Selected excerpt ::
Differentiate: `tan^(-1)""(sqrt(1-x^2))/x` with respect to `cos^(-1)(2xsqrt(1-x^2))` , when `x ne0`

To differentiate \( y_1 = \tan^{-1}\left(\frac{\sqrt{1-x^2}}{x}\right) \) with respect to \( y_2 = \cos^{-1}(2x\sqrt{1-x^2}) \), we will follow these steps: ### Step 1: Substitute \( x \) with \( \cos \theta \) Let \( x = \cos \theta \). Then, we have: \[ \sqrt{1 - x^2} = \sqrt{1 - \cos^2 \theta} = \sin \theta \] ### Step 2: Rewrite \( y_1 \) and \( y_2 \) Now we can rewrite \( y_1 \) and \( y_2 \): \[ y_1 = \tan^{-1}\left(\frac{\sin \theta}{\cos \theta}\right) = \tan^{-1}(\tan \theta) = \theta \quad \text{(for } -\frac{\pi}{2} < \theta < \frac{\pi}{2}\text{)} \] \[ y_2 = \cos^{-1}(2\cos \theta \sin \theta) = \cos^{-1}(\sin 2\theta) \] ### Step 3: Differentiate \( y_1 \) with respect to \( \theta \) The derivative of \( y_1 \) with respect to \( \theta \) is: \[ \frac{dy_1}{d\theta} = 1 \] ### Step 4: Differentiate \( y_2 \) with respect to \( \theta \) Using the chain rule: \[ \frac{dy_2}{d\theta} = \frac{d}{d\theta} \cos^{-1}(\sin 2\theta) = -\frac{1}{\sqrt{1 - (\sin 2\theta)^2}} \cdot \frac{d}{d\theta}(\sin 2\theta) \] \[ = -\frac{1}{\sqrt{1 - \sin^2 2\theta}} \cdot 2\cos 2\theta = -\frac{2\cos 2\theta}{\sqrt{\cos^2 2\theta}} = -2\cos 2\theta \] ### Step 5: Find \( \frac{dy_1}{dy_2} \) Now we can find \( \frac{dy_1}{dy_2} \): \[ \frac{dy_1}{dy_2} = \frac{\frac{dy_1}{d\theta}}{\frac{dy_2}{d\theta}} = \frac{1}{-2\cos 2\theta} = -\frac{1}{2\cos 2\theta} \] ### Final Answer Thus, the derivative of \( y_1 \) with respect to \( y_2 \) is: \[ \frac{dy_1}{dy_2} = -\frac{1}{2\cos 2\theta} \]

Given entries ::
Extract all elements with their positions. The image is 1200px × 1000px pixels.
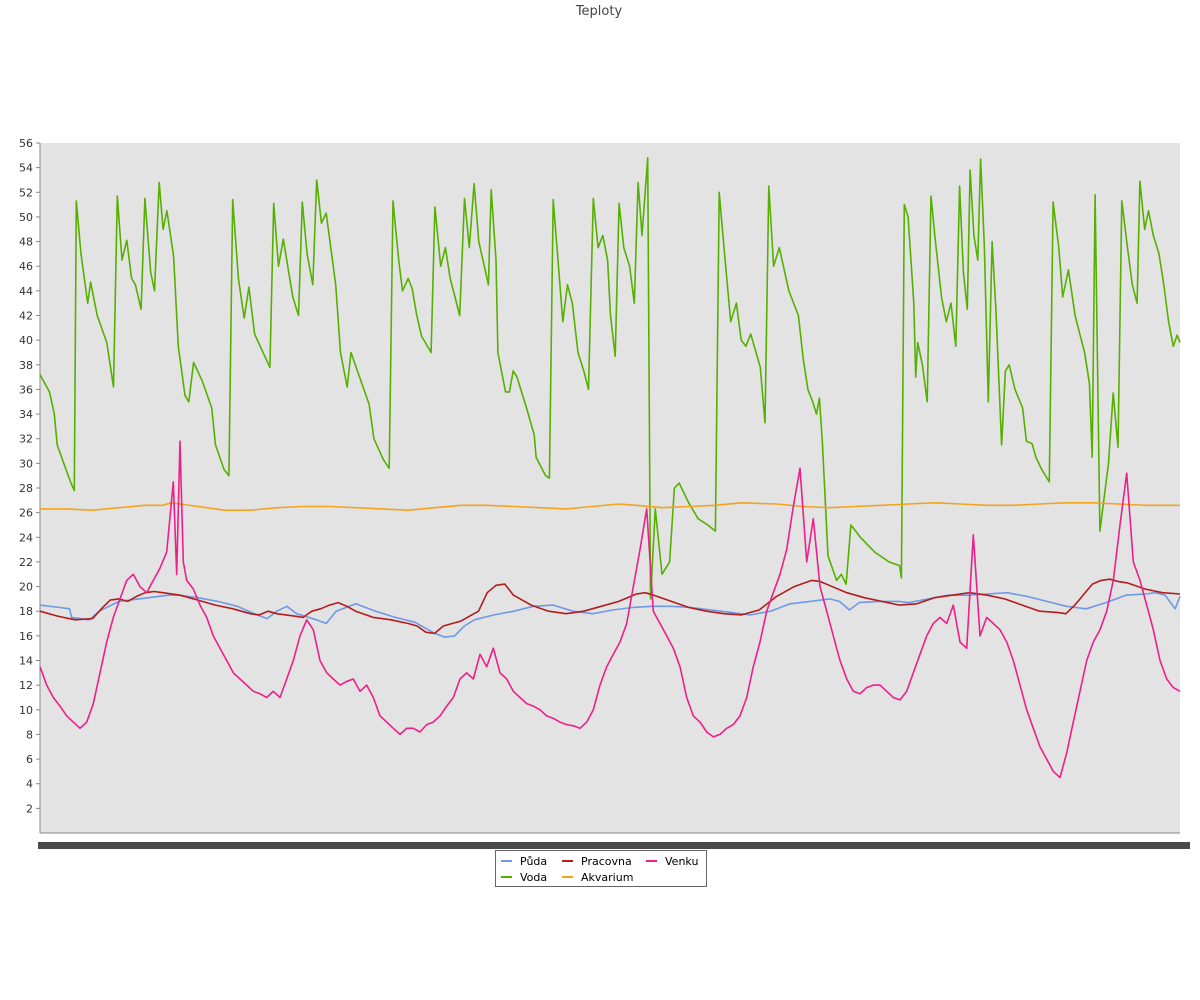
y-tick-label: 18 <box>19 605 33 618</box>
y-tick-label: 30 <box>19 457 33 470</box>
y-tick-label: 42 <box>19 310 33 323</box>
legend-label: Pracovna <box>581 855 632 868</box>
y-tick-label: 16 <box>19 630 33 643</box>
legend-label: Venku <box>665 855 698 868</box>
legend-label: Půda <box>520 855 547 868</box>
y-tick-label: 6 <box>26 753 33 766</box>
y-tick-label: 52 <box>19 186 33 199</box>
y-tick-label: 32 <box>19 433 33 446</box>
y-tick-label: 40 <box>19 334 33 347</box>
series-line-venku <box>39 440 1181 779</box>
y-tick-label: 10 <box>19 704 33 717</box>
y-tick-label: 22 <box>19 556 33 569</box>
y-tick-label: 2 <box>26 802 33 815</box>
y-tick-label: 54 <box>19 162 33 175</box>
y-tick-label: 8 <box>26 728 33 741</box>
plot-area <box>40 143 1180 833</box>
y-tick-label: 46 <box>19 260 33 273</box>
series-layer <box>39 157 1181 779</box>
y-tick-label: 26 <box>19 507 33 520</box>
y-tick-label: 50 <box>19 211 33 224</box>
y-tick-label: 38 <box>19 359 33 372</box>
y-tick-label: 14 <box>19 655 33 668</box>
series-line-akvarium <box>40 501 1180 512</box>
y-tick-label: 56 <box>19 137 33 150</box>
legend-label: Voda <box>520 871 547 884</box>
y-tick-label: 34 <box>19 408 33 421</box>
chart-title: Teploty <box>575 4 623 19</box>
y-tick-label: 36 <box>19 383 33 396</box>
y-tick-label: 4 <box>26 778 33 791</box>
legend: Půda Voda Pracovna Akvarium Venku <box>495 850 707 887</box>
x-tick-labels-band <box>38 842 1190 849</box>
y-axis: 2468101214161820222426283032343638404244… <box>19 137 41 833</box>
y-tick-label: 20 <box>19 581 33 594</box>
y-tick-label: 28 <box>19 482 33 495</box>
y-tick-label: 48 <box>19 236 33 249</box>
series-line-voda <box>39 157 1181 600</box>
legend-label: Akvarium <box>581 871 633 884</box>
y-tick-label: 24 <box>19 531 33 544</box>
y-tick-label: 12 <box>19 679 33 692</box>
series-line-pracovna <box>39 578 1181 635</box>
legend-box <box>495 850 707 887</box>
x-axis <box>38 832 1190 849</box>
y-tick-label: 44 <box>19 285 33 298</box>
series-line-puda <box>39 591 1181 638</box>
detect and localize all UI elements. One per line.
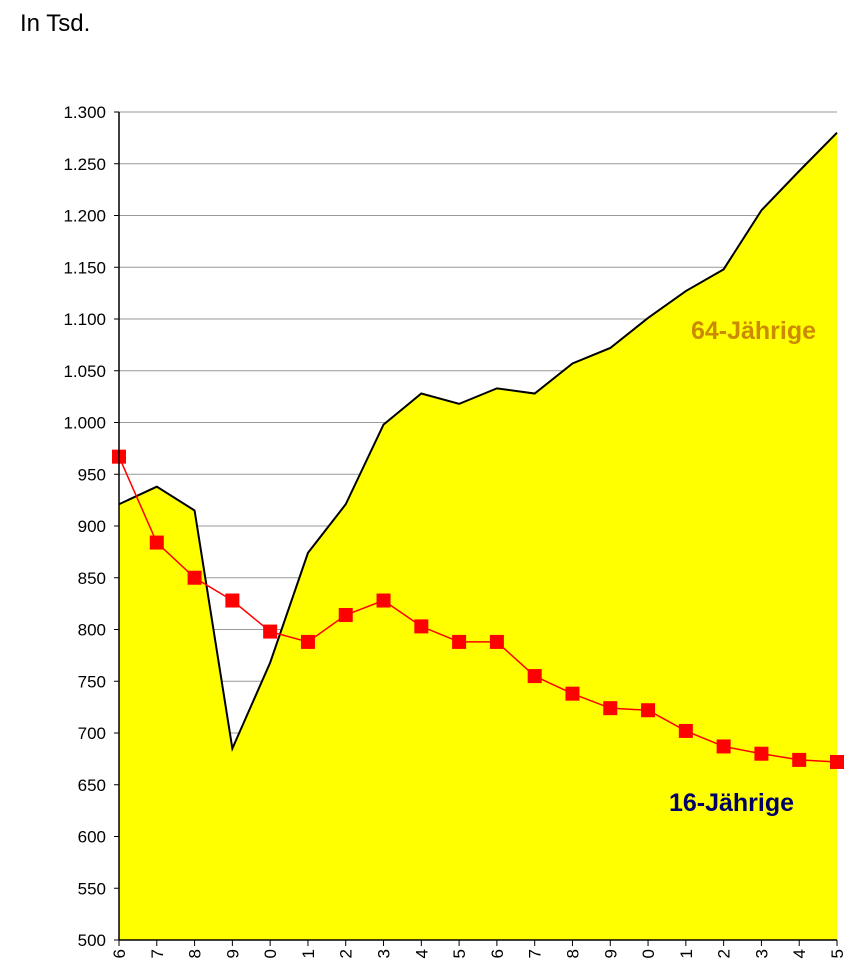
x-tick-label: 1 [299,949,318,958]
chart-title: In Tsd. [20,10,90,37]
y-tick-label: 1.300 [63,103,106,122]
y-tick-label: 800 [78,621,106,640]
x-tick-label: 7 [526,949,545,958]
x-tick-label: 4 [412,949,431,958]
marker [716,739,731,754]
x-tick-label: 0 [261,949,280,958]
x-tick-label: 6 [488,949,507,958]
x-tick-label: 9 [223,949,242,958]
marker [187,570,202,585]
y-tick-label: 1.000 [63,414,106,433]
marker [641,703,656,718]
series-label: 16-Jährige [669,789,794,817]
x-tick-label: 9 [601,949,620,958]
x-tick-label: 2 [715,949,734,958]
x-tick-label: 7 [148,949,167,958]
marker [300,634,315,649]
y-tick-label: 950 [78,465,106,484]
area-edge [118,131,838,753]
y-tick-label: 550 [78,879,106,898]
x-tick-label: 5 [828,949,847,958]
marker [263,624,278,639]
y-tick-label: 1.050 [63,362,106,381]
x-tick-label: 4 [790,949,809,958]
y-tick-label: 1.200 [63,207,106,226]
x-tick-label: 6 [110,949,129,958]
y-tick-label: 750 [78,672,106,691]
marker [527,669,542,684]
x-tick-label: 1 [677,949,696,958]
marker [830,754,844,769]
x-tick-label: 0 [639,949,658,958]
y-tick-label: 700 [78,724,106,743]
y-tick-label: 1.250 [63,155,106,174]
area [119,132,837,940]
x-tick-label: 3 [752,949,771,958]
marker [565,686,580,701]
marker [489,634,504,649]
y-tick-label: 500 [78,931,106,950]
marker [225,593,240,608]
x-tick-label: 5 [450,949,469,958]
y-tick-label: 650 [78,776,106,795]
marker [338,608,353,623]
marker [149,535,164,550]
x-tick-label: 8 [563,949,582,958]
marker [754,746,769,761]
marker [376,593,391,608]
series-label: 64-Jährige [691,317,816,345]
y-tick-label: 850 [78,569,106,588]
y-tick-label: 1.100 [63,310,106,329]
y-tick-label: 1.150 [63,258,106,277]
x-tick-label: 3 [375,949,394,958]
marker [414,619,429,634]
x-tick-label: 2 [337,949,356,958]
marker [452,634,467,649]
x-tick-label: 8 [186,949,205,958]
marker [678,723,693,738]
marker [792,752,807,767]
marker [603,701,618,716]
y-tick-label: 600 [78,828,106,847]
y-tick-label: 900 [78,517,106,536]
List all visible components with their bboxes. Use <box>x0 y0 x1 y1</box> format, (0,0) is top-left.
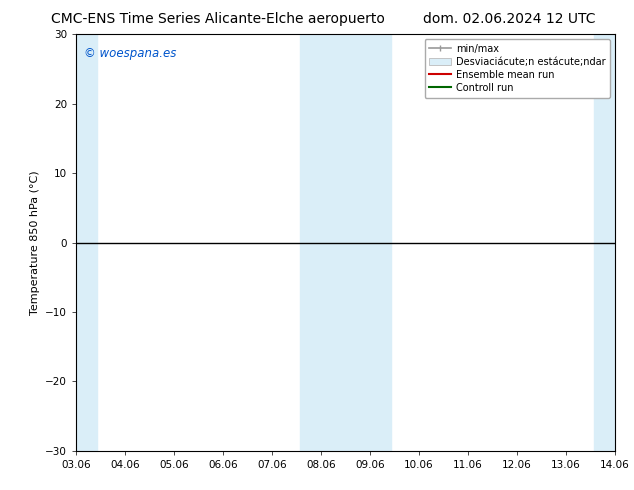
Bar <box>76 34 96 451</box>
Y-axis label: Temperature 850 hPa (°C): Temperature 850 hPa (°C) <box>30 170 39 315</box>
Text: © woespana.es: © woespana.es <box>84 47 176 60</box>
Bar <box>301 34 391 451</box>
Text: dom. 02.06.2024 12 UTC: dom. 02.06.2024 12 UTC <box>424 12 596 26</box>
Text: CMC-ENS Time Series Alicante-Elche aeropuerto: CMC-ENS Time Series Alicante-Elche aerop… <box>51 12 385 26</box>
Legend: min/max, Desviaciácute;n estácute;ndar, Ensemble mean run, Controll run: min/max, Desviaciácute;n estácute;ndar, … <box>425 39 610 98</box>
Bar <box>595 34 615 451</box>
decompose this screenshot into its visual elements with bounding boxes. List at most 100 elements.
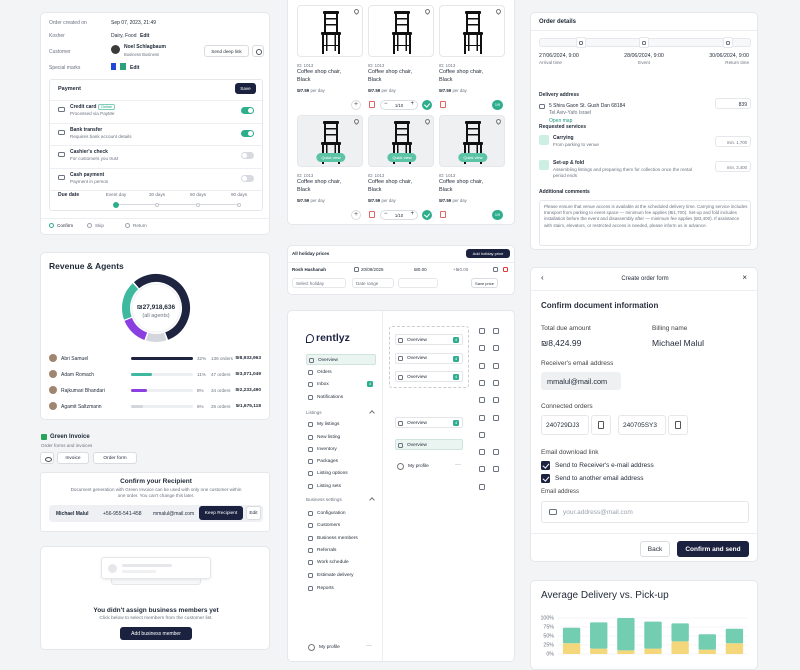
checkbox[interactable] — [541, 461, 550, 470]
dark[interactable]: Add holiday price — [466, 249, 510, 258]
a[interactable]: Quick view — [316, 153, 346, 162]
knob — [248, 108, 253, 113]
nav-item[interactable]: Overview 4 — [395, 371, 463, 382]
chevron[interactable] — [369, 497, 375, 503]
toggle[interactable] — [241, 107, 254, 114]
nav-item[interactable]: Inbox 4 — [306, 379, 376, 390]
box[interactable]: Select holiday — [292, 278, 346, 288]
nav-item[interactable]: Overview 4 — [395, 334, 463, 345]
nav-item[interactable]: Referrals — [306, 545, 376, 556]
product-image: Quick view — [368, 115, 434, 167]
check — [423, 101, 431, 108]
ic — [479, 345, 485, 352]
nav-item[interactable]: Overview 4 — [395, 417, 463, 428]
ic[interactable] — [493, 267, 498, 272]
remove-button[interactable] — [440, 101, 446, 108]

Requirements :: Decide whether each statement below agrees with the worked solution above, answering yes or no and quoting the exact words of the solution that settle it. 1. The solution substitutes x with sin θ. 2. The derivative of y₁ with respect to θ is 1. 3. The solution rewrites y₂ as the inverse cosine of sin 2θ.

Exercise answer ::
1. No: "Let \( x = \cos \theta \)."
2. Yes: "\[ \frac{dy_1}{d\theta} = 1 \]"
3. Yes: "\[ y_2 = \cos^{-1}(2\cos \theta \sin \theta) = \cos^{-1}(\sin 2\theta) \]"